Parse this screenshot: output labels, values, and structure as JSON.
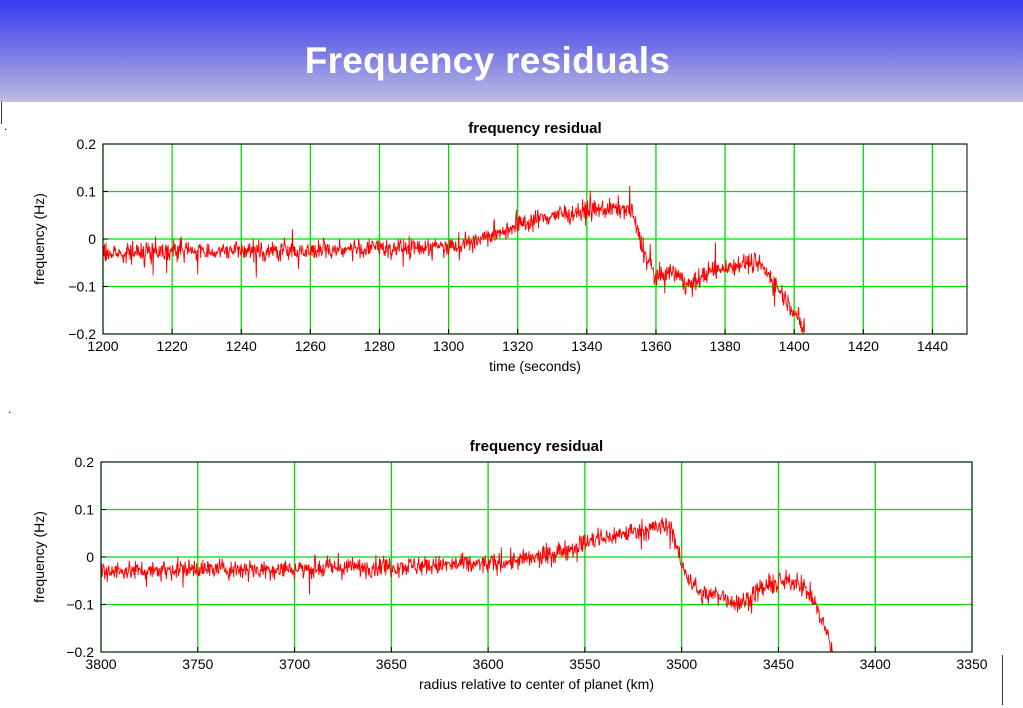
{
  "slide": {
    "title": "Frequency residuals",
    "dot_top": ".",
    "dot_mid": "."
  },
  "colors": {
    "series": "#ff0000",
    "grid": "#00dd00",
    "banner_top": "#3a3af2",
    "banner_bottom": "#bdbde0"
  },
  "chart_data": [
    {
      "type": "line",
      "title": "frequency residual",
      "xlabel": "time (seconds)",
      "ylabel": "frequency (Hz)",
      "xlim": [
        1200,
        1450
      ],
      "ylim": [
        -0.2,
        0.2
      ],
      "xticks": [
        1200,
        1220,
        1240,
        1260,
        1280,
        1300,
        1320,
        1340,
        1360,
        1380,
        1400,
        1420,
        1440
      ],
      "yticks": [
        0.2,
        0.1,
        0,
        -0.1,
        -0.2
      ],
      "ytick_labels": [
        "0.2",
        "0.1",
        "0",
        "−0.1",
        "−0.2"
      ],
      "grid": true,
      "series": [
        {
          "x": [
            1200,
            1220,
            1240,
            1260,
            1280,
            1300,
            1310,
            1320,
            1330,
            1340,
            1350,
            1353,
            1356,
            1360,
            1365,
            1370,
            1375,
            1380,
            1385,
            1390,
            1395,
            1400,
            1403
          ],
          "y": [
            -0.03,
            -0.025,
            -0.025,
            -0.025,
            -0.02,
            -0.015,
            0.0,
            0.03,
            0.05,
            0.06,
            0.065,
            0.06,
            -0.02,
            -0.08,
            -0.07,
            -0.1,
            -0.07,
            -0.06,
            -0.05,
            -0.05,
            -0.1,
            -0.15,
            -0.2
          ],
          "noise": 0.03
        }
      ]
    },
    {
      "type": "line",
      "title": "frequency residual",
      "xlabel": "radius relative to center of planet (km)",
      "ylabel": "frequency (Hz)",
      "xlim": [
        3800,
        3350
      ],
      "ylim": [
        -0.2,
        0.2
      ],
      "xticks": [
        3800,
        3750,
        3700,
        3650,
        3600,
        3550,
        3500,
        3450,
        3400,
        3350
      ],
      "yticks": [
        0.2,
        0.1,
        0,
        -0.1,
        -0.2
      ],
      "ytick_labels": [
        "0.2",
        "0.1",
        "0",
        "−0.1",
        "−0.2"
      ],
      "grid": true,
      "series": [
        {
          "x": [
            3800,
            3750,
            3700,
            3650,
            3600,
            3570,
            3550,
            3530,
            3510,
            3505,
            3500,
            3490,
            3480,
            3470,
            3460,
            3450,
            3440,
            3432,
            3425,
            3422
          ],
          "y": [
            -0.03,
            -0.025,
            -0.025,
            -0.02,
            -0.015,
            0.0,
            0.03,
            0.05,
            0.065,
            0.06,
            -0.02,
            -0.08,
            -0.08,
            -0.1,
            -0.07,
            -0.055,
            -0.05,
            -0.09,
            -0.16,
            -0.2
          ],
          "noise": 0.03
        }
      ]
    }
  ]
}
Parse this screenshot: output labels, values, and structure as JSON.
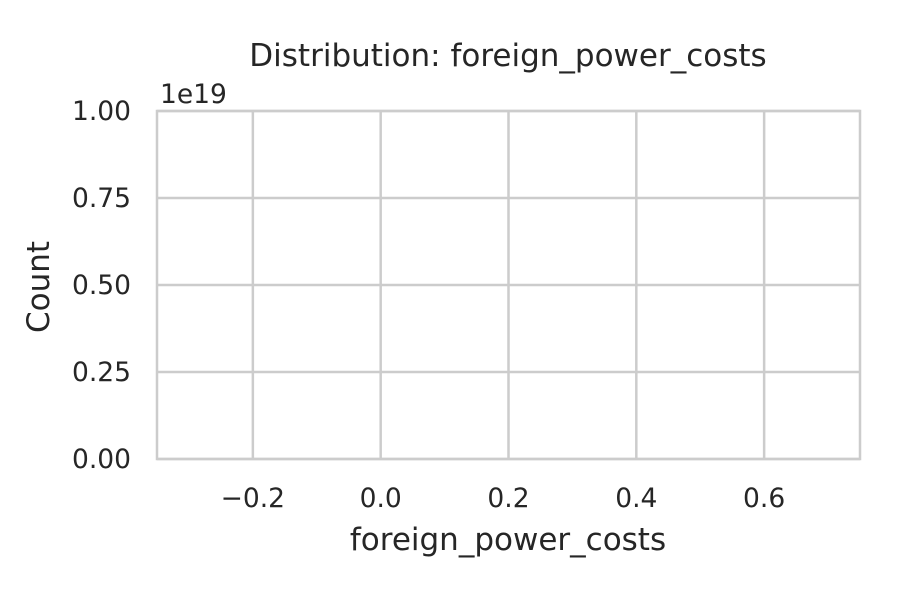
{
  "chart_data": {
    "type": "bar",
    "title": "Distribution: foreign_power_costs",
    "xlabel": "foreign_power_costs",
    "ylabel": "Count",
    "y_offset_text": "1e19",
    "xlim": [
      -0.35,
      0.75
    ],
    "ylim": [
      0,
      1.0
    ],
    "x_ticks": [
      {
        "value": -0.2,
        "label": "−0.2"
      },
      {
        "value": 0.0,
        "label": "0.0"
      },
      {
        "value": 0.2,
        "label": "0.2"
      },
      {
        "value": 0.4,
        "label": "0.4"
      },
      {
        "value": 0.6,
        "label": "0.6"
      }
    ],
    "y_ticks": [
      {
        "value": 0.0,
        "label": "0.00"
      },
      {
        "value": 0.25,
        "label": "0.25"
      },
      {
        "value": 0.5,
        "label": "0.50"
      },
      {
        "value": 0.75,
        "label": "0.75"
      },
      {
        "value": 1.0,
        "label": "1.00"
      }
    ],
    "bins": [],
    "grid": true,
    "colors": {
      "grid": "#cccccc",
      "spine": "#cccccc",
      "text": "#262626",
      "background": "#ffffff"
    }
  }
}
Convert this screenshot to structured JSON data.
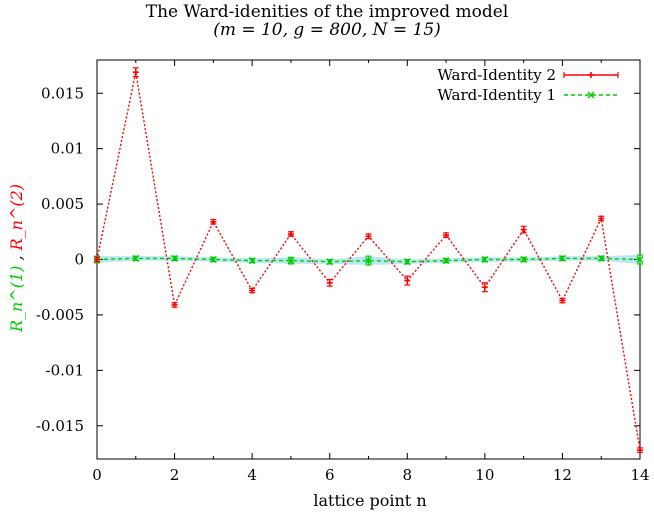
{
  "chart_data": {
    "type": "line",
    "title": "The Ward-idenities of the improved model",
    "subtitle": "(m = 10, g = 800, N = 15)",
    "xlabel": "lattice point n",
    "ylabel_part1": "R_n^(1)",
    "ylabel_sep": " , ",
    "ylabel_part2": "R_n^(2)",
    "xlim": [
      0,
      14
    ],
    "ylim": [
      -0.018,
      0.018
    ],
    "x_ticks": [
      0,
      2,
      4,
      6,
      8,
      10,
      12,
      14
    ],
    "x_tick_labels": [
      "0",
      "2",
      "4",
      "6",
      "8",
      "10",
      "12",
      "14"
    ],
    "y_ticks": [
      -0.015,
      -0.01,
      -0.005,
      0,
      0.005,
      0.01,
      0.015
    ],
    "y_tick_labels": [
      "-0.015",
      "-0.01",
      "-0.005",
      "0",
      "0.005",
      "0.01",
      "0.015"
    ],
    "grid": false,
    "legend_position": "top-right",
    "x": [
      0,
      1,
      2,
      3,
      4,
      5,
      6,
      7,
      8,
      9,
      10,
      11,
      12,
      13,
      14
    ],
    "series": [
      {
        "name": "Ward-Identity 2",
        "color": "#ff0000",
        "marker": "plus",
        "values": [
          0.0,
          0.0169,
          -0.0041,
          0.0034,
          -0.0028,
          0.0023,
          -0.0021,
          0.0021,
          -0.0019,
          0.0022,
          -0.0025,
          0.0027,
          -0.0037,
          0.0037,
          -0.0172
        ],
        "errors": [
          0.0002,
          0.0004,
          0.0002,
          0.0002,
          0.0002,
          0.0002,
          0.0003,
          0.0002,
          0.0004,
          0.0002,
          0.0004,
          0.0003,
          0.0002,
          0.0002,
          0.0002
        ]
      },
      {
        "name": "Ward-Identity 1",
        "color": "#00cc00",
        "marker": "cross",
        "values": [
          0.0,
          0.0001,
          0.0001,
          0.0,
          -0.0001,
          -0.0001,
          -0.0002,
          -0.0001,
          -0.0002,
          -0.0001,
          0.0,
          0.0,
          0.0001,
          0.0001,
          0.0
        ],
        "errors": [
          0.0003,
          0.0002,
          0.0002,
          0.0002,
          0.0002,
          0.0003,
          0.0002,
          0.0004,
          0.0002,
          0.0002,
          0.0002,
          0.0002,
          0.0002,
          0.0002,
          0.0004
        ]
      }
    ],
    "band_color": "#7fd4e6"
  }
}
══════
Write out every entry again word for word, without any of the pictures.

Exercise output:
Parse this screenshot: output labels, values, and structure as JSON.
{
  "slide": {
    "title": "Frequency residuals",
    "dot_top": ".",
    "dot_mid": "."
  },
  "colors": {
    "series": "#ff0000",
    "grid": "#00dd00",
    "banner_top": "#3a3af2",
    "banner_bottom": "#bdbde0"
  },
  "chart_data": [
    {
      "type": "line",
      "title": "frequency residual",
      "xlabel": "time (seconds)",
      "ylabel": "frequency (Hz)",
      "xlim": [
        1200,
        1450
      ],
      "ylim": [
        -0.2,
        0.2
      ],
      "xticks": [
        1200,
        1220,
        1240,
        1260,
        1280,
        1300,
        1320,
        1340,
        1360,
        1380,
        1400,
        1420,
        1440
      ],
      "yticks": [
        0.2,
        0.1,
        0,
        -0.1,
        -0.2
      ],
      "ytick_labels": [
        "0.2",
        "0.1",
        "0",
        "−0.1",
        "−0.2"
      ],
      "grid": true,
      "series": [
        {
          "x": [
            1200,
            1220,
            1240,
            1260,
            1280,
            1300,
            1310,
            1320,
            1330,
            1340,
            1350,
            1353,
            1356,
            1360,
            1365,
            1370,
            1375,
            1380,
            1385,
            1390,
            1395,
            1400,
            1403
          ],
          "y": [
            -0.03,
            -0.025,
            -0.025,
            -0.025,
            -0.02,
            -0.015,
            0.0,
            0.03,
            0.05,
            0.06,
            0.065,
            0.06,
            -0.02,
            -0.08,
            -0.07,
            -0.1,
            -0.07,
            -0.06,
            -0.05,
            -0.05,
            -0.1,
            -0.15,
            -0.2
          ],
          "noise": 0.03
        }
      ]
    },
    {
      "type": "line",
      "title": "frequency residual",
      "xlabel": "radius relative to center of planet (km)",
      "ylabel": "frequency (Hz)",
      "xlim": [
        3800,
        3350
      ],
      "ylim": [
        -0.2,
        0.2
      ],
      "xticks": [
        3800,
        3750,
        3700,
        3650,
        3600,
        3550,
        3500,
        3450,
        3400,
        3350
      ],
      "yticks": [
        0.2,
        0.1,
        0,
        -0.1,
        -0.2
      ],
      "ytick_labels": [
        "0.2",
        "0.1",
        "0",
        "−0.1",
        "−0.2"
      ],
      "grid": true,
      "series": [
        {
          "x": [
            3800,
            3750,
            3700,
            3650,
            3600,
            3570,
            3550,
            3530,
            3510,
            3505,
            3500,
            3490,
            3480,
            3470,
            3460,
            3450,
            3440,
            3432,
            3425,
            3422
          ],
          "y": [
            -0.03,
            -0.025,
            -0.025,
            -0.02,
            -0.015,
            0.0,
            0.03,
            0.05,
            0.065,
            0.06,
            -0.02,
            -0.08,
            -0.08,
            -0.1,
            -0.07,
            -0.055,
            -0.05,
            -0.09,
            -0.16,
            -0.2
          ],
          "noise": 0.03
        }
      ]
    }
  ]
}
Parse this screenshot: output labels, values, and structure as JSON.
{
  "chart_data": {
    "type": "bar",
    "title": "Distribution: foreign_power_costs",
    "xlabel": "foreign_power_costs",
    "ylabel": "Count",
    "y_offset_text": "1e19",
    "xlim": [
      -0.35,
      0.75
    ],
    "ylim": [
      0,
      1.0
    ],
    "x_ticks": [
      {
        "value": -0.2,
        "label": "−0.2"
      },
      {
        "value": 0.0,
        "label": "0.0"
      },
      {
        "value": 0.2,
        "label": "0.2"
      },
      {
        "value": 0.4,
        "label": "0.4"
      },
      {
        "value": 0.6,
        "label": "0.6"
      }
    ],
    "y_ticks": [
      {
        "value": 0.0,
        "label": "0.00"
      },
      {
        "value": 0.25,
        "label": "0.25"
      },
      {
        "value": 0.5,
        "label": "0.50"
      },
      {
        "value": 0.75,
        "label": "0.75"
      },
      {
        "value": 1.0,
        "label": "1.00"
      }
    ],
    "bins": [],
    "grid": true,
    "colors": {
      "grid": "#cccccc",
      "spine": "#cccccc",
      "text": "#262626",
      "background": "#ffffff"
    }
  }
}
Convert this screenshot to structured JSON data.
{
  "chart_data": {
    "type": "line",
    "title": "The Ward-idenities of the improved model",
    "subtitle": "(m = 10, g = 800, N = 15)",
    "xlabel": "lattice point n",
    "ylabel_part1": "R_n^(1)",
    "ylabel_sep": " , ",
    "ylabel_part2": "R_n^(2)",
    "xlim": [
      0,
      14
    ],
    "ylim": [
      -0.018,
      0.018
    ],
    "x_ticks": [
      0,
      2,
      4,
      6,
      8,
      10,
      12,
      14
    ],
    "x_tick_labels": [
      "0",
      "2",
      "4",
      "6",
      "8",
      "10",
      "12",
      "14"
    ],
    "y_ticks": [
      -0.015,
      -0.01,
      -0.005,
      0,
      0.005,
      0.01,
      0.015
    ],
    "y_tick_labels": [
      "-0.015",
      "-0.01",
      "-0.005",
      "0",
      "0.005",
      "0.01",
      "0.015"
    ],
    "grid": false,
    "legend_position": "top-right",
    "x": [
      0,
      1,
      2,
      3,
      4,
      5,
      6,
      7,
      8,
      9,
      10,
      11,
      12,
      13,
      14
    ],
    "series": [
      {
        "name": "Ward-Identity 2",
        "color": "#ff0000",
        "marker": "plus",
        "values": [
          0.0,
          0.0169,
          -0.0041,
          0.0034,
          -0.0028,
          0.0023,
          -0.0021,
          0.0021,
          -0.0019,
          0.0022,
          -0.0025,
          0.0027,
          -0.0037,
          0.0037,
          -0.0172
        ],
        "errors": [
          0.0002,
          0.0004,
          0.0002,
          0.0002,
          0.0002,
          0.0002,
          0.0003,
          0.0002,
          0.0004,
          0.0002,
          0.0004,
          0.0003,
          0.0002,
          0.0002,
          0.0002
        ]
      },
      {
        "name": "Ward-Identity 1",
        "color": "#00cc00",
        "marker": "cross",
        "values": [
          0.0,
          0.0001,
          0.0001,
          0.0,
          -0.0001,
          -0.0001,
          -0.0002,
          -0.0001,
          -0.0002,
          -0.0001,
          0.0,
          0.0,
          0.0001,
          0.0001,
          0.0
        ],
        "errors": [
          0.0003,
          0.0002,
          0.0002,
          0.0002,
          0.0002,
          0.0003,
          0.0002,
          0.0004,
          0.0002,
          0.0002,
          0.0002,
          0.0002,
          0.0002,
          0.0002,
          0.0004
        ]
      }
    ],
    "band_color": "#7fd4e6"
  }
}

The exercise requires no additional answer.